=== DATASET EXTRACT ===
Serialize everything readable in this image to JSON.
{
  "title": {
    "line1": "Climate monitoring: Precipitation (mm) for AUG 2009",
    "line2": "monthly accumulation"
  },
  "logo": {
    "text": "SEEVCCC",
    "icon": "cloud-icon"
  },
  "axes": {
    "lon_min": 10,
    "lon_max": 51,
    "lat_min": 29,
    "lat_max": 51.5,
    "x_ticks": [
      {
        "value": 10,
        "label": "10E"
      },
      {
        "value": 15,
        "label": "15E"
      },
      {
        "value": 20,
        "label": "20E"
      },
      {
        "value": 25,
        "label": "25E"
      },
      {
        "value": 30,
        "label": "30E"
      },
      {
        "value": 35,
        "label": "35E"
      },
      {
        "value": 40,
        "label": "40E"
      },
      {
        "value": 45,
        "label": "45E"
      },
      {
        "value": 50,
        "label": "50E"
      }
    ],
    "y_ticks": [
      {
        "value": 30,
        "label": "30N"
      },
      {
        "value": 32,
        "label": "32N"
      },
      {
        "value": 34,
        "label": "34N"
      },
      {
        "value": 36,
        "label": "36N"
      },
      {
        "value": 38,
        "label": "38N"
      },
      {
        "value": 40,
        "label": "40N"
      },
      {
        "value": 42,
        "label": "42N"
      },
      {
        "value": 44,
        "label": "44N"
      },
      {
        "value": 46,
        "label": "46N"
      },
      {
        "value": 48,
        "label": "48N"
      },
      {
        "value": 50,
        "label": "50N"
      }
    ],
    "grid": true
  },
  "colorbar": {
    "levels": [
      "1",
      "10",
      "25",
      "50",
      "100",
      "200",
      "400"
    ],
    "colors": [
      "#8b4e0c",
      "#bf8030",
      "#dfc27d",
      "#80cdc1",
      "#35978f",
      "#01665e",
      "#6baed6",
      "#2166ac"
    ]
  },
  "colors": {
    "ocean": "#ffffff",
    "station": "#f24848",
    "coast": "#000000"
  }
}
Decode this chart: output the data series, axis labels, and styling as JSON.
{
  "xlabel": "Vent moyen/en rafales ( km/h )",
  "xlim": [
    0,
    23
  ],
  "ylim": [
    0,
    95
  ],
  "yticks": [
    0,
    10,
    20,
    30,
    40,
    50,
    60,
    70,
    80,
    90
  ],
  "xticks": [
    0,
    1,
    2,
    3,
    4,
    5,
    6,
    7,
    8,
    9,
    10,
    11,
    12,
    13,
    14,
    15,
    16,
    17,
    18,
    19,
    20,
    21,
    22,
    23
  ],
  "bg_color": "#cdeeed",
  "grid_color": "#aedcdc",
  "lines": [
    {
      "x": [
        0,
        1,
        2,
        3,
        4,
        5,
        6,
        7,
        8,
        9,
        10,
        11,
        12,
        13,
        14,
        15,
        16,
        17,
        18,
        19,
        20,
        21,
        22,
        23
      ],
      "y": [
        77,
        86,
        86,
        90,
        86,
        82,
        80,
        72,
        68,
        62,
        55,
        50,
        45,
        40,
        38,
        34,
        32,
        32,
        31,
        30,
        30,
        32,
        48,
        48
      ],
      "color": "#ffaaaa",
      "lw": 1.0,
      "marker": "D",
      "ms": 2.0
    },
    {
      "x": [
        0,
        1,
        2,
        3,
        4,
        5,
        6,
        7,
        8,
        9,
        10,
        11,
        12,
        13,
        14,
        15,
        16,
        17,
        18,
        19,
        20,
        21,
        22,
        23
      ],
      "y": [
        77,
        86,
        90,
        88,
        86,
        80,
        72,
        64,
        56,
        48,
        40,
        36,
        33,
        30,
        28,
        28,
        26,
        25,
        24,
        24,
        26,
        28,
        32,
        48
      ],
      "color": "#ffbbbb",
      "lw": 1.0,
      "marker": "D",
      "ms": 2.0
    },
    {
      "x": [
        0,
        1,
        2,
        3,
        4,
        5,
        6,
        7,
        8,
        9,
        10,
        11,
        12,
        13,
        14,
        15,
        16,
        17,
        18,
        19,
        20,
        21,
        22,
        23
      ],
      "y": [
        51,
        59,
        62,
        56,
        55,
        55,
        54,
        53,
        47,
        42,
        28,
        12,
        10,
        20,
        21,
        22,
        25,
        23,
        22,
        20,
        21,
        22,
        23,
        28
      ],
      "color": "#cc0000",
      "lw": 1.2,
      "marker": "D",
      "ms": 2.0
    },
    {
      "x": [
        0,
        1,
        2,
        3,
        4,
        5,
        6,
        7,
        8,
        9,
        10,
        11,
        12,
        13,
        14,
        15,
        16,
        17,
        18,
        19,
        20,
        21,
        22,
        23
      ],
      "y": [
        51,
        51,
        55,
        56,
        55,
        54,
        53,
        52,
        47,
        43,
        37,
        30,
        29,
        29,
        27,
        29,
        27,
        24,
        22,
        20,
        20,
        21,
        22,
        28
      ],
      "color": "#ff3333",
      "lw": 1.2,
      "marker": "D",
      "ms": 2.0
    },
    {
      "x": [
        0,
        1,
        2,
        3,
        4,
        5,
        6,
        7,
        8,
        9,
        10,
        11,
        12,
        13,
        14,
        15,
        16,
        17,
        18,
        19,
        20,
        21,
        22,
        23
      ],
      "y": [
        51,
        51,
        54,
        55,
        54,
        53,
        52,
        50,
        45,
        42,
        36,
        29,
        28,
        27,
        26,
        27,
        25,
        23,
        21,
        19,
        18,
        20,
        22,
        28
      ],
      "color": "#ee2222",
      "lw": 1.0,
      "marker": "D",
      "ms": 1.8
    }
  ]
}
===
* [WHAT THE EXERCISE ASKS]
Write out every record, exactly as written.

* [EXERCISE RESPONSE]
Serialize everything readable in this image to JSON.
{
  "title": {
    "line1": "Climate monitoring: Precipitation (mm) for AUG 2009",
    "line2": "monthly accumulation"
  },
  "logo": {
    "text": "SEEVCCC",
    "icon": "cloud-icon"
  },
  "axes": {
    "lon_min": 10,
    "lon_max": 51,
    "lat_min": 29,
    "lat_max": 51.5,
    "x_ticks": [
      {
        "value": 10,
        "label": "10E"
      },
      {
        "value": 15,
        "label": "15E"
      },
      {
        "value": 20,
        "label": "20E"
      },
      {
        "value": 25,
        "label": "25E"
      },
      {
        "value": 30,
        "label": "30E"
      },
      {
        "value": 35,
        "label": "35E"
      },
      {
        "value": 40,
        "label": "40E"
      },
      {
        "value": 45,
        "label": "45E"
      },
      {
        "value": 50,
        "label": "50E"
      }
    ],
    "y_ticks": [
      {
        "value": 30,
        "label": "30N"
      },
      {
        "value": 32,
        "label": "32N"
      },
      {
        "value": 34,
        "label": "34N"
      },
      {
        "value": 36,
        "label": "36N"
      },
      {
        "value": 38,
        "label": "38N"
      },
      {
        "value": 40,
        "label": "40N"
      },
      {
        "value": 42,
        "label": "42N"
      },
      {
        "value": 44,
        "label": "44N"
      },
      {
        "value": 46,
        "label": "46N"
      },
      {
        "value": 48,
        "label": "48N"
      },
      {
        "value": 50,
        "label": "50N"
      }
    ],
    "grid": true
  },
  "colorbar": {
    "levels": [
      "1",
      "10",
      "25",
      "50",
      "100",
      "200",
      "400"
    ],
    "colors": [
      "#8b4e0c",
      "#bf8030",
      "#dfc27d",
      "#80cdc1",
      "#35978f",
      "#01665e",
      "#6baed6",
      "#2166ac"
    ]
  },
  "colors": {
    "ocean": "#ffffff",
    "station": "#f24848",
    "coast": "#000000"
  }
}
Decode this chart: output the data series, axis labels, and styling as JSON.
{
  "xlabel": "Vent moyen/en rafales ( km/h )",
  "xlim": [
    0,
    23
  ],
  "ylim": [
    0,
    95
  ],
  "yticks": [
    0,
    10,
    20,
    30,
    40,
    50,
    60,
    70,
    80,
    90
  ],
  "xticks": [
    0,
    1,
    2,
    3,
    4,
    5,
    6,
    7,
    8,
    9,
    10,
    11,
    12,
    13,
    14,
    15,
    16,
    17,
    18,
    19,
    20,
    21,
    22,
    23
  ],
  "bg_color": "#cdeeed",
  "grid_color": "#aedcdc",
  "lines": [
    {
      "x": [
        0,
        1,
        2,
        3,
        4,
        5,
        6,
        7,
        8,
        9,
        10,
        11,
        12,
        13,
        14,
        15,
        16,
        17,
        18,
        19,
        20,
        21,
        22,
        23
      ],
      "y": [
        77,
        86,
        86,
        90,
        86,
        82,
        80,
        72,
        68,
        62,
        55,
        50,
        45,
        40,
        38,
        34,
        32,
        32,
        31,
        30,
        30,
        32,
        48,
        48
      ],
      "color": "#ffaaaa",
      "lw": 1.0,
      "marker": "D",
      "ms": 2.0
    },
    {
      "x": [
        0,
        1,
        2,
        3,
        4,
        5,
        6,
        7,
        8,
        9,
        10,
        11,
        12,
        13,
        14,
        15,
        16,
        17,
        18,
        19,
        20,
        21,
        22,
        23
      ],
      "y": [
        77,
        86,
        90,
        88,
        86,
        80,
        72,
        64,
        56,
        48,
        40,
        36,
        33,
        30,
        28,
        28,
        26,
        25,
        24,
        24,
        26,
        28,
        32,
        48
      ],
      "color": "#ffbbbb",
      "lw": 1.0,
      "marker": "D",
      "ms": 2.0
    },
    {
      "x": [
        0,
        1,
        2,
        3,
        4,
        5,
        6,
        7,
        8,
        9,
        10,
        11,
        12,
        13,
        14,
        15,
        16,
        17,
        18,
        19,
        20,
        21,
        22,
        23
      ],
      "y": [
        51,
        59,
        62,
        56,
        55,
        55,
        54,
        53,
        47,
        42,
        28,
        12,
        10,
        20,
        21,
        22,
        25,
        23,
        22,
        20,
        21,
        22,
        23,
        28
      ],
      "color": "#cc0000",
      "lw": 1.2,
      "marker": "D",
      "ms": 2.0
    },
    {
      "x": [
        0,
        1,
        2,
        3,
        4,
        5,
        6,
        7,
        8,
        9,
        10,
        11,
        12,
        13,
        14,
        15,
        16,
        17,
        18,
        19,
        20,
        21,
        22,
        23
      ],
      "y": [
        51,
        51,
        55,
        56,
        55,
        54,
        53,
        52,
        47,
        43,
        37,
        30,
        29,
        29,
        27,
        29,
        27,
        24,
        22,
        20,
        20,
        21,
        22,
        28
      ],
      "color": "#ff3333",
      "lw": 1.2,
      "marker": "D",
      "ms": 2.0
    },
    {
      "x": [
        0,
        1,
        2,
        3,
        4,
        5,
        6,
        7,
        8,
        9,
        10,
        11,
        12,
        13,
        14,
        15,
        16,
        17,
        18,
        19,
        20,
        21,
        22,
        23
      ],
      "y": [
        51,
        51,
        54,
        55,
        54,
        53,
        52,
        50,
        45,
        42,
        36,
        29,
        28,
        27,
        26,
        27,
        25,
        23,
        21,
        19,
        18,
        20,
        22,
        28
      ],
      "color": "#ee2222",
      "lw": 1.0,
      "marker": "D",
      "ms": 1.8
    }
  ]
}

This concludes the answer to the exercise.